_Data shown_:
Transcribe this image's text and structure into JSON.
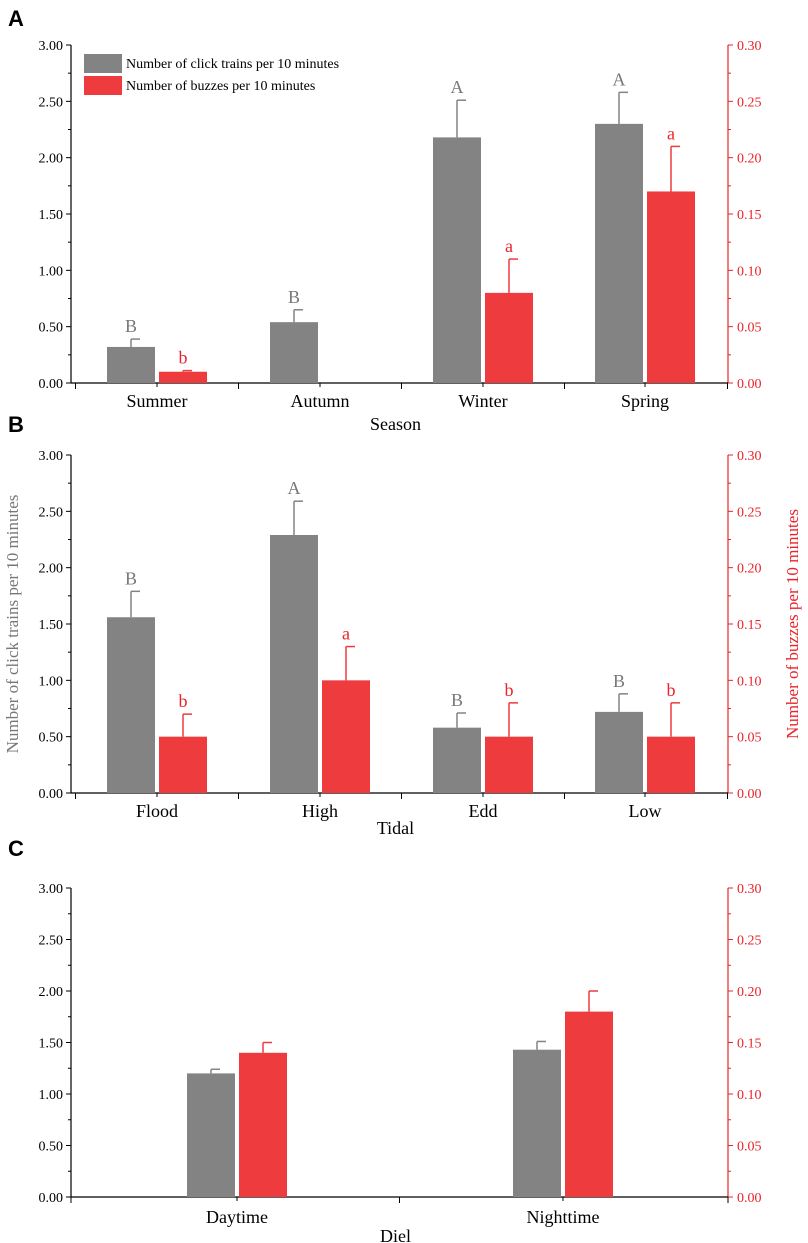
{
  "colors": {
    "gray": "#838383",
    "red": "#ee3b3e",
    "grayText": "#777777",
    "redText": "#e8242a",
    "axis": "#000000"
  },
  "legend": {
    "click": "Number of click trains per 10 minutes",
    "buzz": "Number of buzzes per 10 minutes"
  },
  "chart_data": [
    {
      "panel": "A",
      "type": "bar",
      "xlabel": "Season",
      "ylabel_left": "",
      "ylabel_right": "",
      "ylim_left": [
        0,
        3
      ],
      "ylim_right": [
        0,
        0.3
      ],
      "left_ticks": [
        "0.00",
        "0.50",
        "1.00",
        "1.50",
        "2.00",
        "2.50",
        "3.00"
      ],
      "right_ticks": [
        "0.00",
        "0.05",
        "0.10",
        "0.15",
        "0.20",
        "0.25",
        "0.30"
      ],
      "categories": [
        "Summer",
        "Autumn",
        "Winter",
        "Spring"
      ],
      "series": [
        {
          "name": "Number of click trains per 10 minutes",
          "axis": "left",
          "values": [
            0.32,
            0.54,
            2.18,
            2.3
          ],
          "errors": [
            0.07,
            0.11,
            0.33,
            0.28
          ],
          "letters": [
            "B",
            "B",
            "A",
            "A"
          ]
        },
        {
          "name": "Number of buzzes per 10 minutes",
          "axis": "right",
          "values": [
            0.01,
            null,
            0.08,
            0.17
          ],
          "errors": [
            0.001,
            null,
            0.03,
            0.04
          ],
          "letters": [
            "b",
            "",
            "a",
            "a"
          ]
        }
      ]
    },
    {
      "panel": "B",
      "type": "bar",
      "xlabel": "Tidal",
      "ylabel_left": "Number of click trains per 10 minutes",
      "ylabel_right": "Number of buzzes per 10 minutes",
      "ylim_left": [
        0,
        3
      ],
      "ylim_right": [
        0,
        0.3
      ],
      "left_ticks": [
        "0.00",
        "0.50",
        "1.00",
        "1.50",
        "2.00",
        "2.50",
        "3.00"
      ],
      "right_ticks": [
        "0.00",
        "0.05",
        "0.10",
        "0.15",
        "0.20",
        "0.25",
        "0.30"
      ],
      "categories": [
        "Flood",
        "High",
        "Edd",
        "Low"
      ],
      "series": [
        {
          "name": "Number of click trains per 10 minutes",
          "axis": "left",
          "values": [
            1.56,
            2.29,
            0.58,
            0.72
          ],
          "errors": [
            0.23,
            0.3,
            0.13,
            0.16
          ],
          "letters": [
            "B",
            "A",
            "B",
            "B"
          ]
        },
        {
          "name": "Number of buzzes per 10 minutes",
          "axis": "right",
          "values": [
            0.05,
            0.1,
            0.05,
            0.05
          ],
          "errors": [
            0.02,
            0.03,
            0.03,
            0.03
          ],
          "letters": [
            "b",
            "a",
            "b",
            "b"
          ]
        }
      ]
    },
    {
      "panel": "C",
      "type": "bar",
      "xlabel": "Diel",
      "ylabel_left": "",
      "ylabel_right": "",
      "ylim_left": [
        0,
        3
      ],
      "ylim_right": [
        0,
        0.3
      ],
      "left_ticks": [
        "0.00",
        "0.50",
        "1.00",
        "1.50",
        "2.00",
        "2.50",
        "3.00"
      ],
      "right_ticks": [
        "0.00",
        "0.05",
        "0.10",
        "0.15",
        "0.20",
        "0.25",
        "0.30"
      ],
      "categories": [
        "Daytime",
        "Nighttime"
      ],
      "series": [
        {
          "name": "Number of click trains per 10 minutes",
          "axis": "left",
          "values": [
            1.2,
            1.43
          ],
          "errors": [
            0.04,
            0.08
          ],
          "letters": [
            "",
            ""
          ]
        },
        {
          "name": "Number of buzzes per 10 minutes",
          "axis": "right",
          "values": [
            0.14,
            0.18
          ],
          "errors": [
            0.01,
            0.02
          ],
          "letters": [
            "",
            ""
          ]
        }
      ]
    }
  ]
}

_To be done_:
Take the entries shown above and quote them verbatim, passing over the pictures.

_Written solution_:
Transcribe this image's text and structure into JSON.
{
  "colors": {
    "gray": "#838383",
    "red": "#ee3b3e",
    "grayText": "#777777",
    "redText": "#e8242a",
    "axis": "#000000"
  },
  "legend": {
    "click": "Number of click trains per 10 minutes",
    "buzz": "Number of buzzes per 10 minutes"
  },
  "chart_data": [
    {
      "panel": "A",
      "type": "bar",
      "xlabel": "Season",
      "ylabel_left": "",
      "ylabel_right": "",
      "ylim_left": [
        0,
        3
      ],
      "ylim_right": [
        0,
        0.3
      ],
      "left_ticks": [
        "0.00",
        "0.50",
        "1.00",
        "1.50",
        "2.00",
        "2.50",
        "3.00"
      ],
      "right_ticks": [
        "0.00",
        "0.05",
        "0.10",
        "0.15",
        "0.20",
        "0.25",
        "0.30"
      ],
      "categories": [
        "Summer",
        "Autumn",
        "Winter",
        "Spring"
      ],
      "series": [
        {
          "name": "Number of click trains per 10 minutes",
          "axis": "left",
          "values": [
            0.32,
            0.54,
            2.18,
            2.3
          ],
          "errors": [
            0.07,
            0.11,
            0.33,
            0.28
          ],
          "letters": [
            "B",
            "B",
            "A",
            "A"
          ]
        },
        {
          "name": "Number of buzzes per 10 minutes",
          "axis": "right",
          "values": [
            0.01,
            null,
            0.08,
            0.17
          ],
          "errors": [
            0.001,
            null,
            0.03,
            0.04
          ],
          "letters": [
            "b",
            "",
            "a",
            "a"
          ]
        }
      ]
    },
    {
      "panel": "B",
      "type": "bar",
      "xlabel": "Tidal",
      "ylabel_left": "Number of click trains per 10 minutes",
      "ylabel_right": "Number of buzzes per 10 minutes",
      "ylim_left": [
        0,
        3
      ],
      "ylim_right": [
        0,
        0.3
      ],
      "left_ticks": [
        "0.00",
        "0.50",
        "1.00",
        "1.50",
        "2.00",
        "2.50",
        "3.00"
      ],
      "right_ticks": [
        "0.00",
        "0.05",
        "0.10",
        "0.15",
        "0.20",
        "0.25",
        "0.30"
      ],
      "categories": [
        "Flood",
        "High",
        "Edd",
        "Low"
      ],
      "series": [
        {
          "name": "Number of click trains per 10 minutes",
          "axis": "left",
          "values": [
            1.56,
            2.29,
            0.58,
            0.72
          ],
          "errors": [
            0.23,
            0.3,
            0.13,
            0.16
          ],
          "letters": [
            "B",
            "A",
            "B",
            "B"
          ]
        },
        {
          "name": "Number of buzzes per 10 minutes",
          "axis": "right",
          "values": [
            0.05,
            0.1,
            0.05,
            0.05
          ],
          "errors": [
            0.02,
            0.03,
            0.03,
            0.03
          ],
          "letters": [
            "b",
            "a",
            "b",
            "b"
          ]
        }
      ]
    },
    {
      "panel": "C",
      "type": "bar",
      "xlabel": "Diel",
      "ylabel_left": "",
      "ylabel_right": "",
      "ylim_left": [
        0,
        3
      ],
      "ylim_right": [
        0,
        0.3
      ],
      "left_ticks": [
        "0.00",
        "0.50",
        "1.00",
        "1.50",
        "2.00",
        "2.50",
        "3.00"
      ],
      "right_ticks": [
        "0.00",
        "0.05",
        "0.10",
        "0.15",
        "0.20",
        "0.25",
        "0.30"
      ],
      "categories": [
        "Daytime",
        "Nighttime"
      ],
      "series": [
        {
          "name": "Number of click trains per 10 minutes",
          "axis": "left",
          "values": [
            1.2,
            1.43
          ],
          "errors": [
            0.04,
            0.08
          ],
          "letters": [
            "",
            ""
          ]
        },
        {
          "name": "Number of buzzes per 10 minutes",
          "axis": "right",
          "values": [
            0.14,
            0.18
          ],
          "errors": [
            0.01,
            0.02
          ],
          "letters": [
            "",
            ""
          ]
        }
      ]
    }
  ]
}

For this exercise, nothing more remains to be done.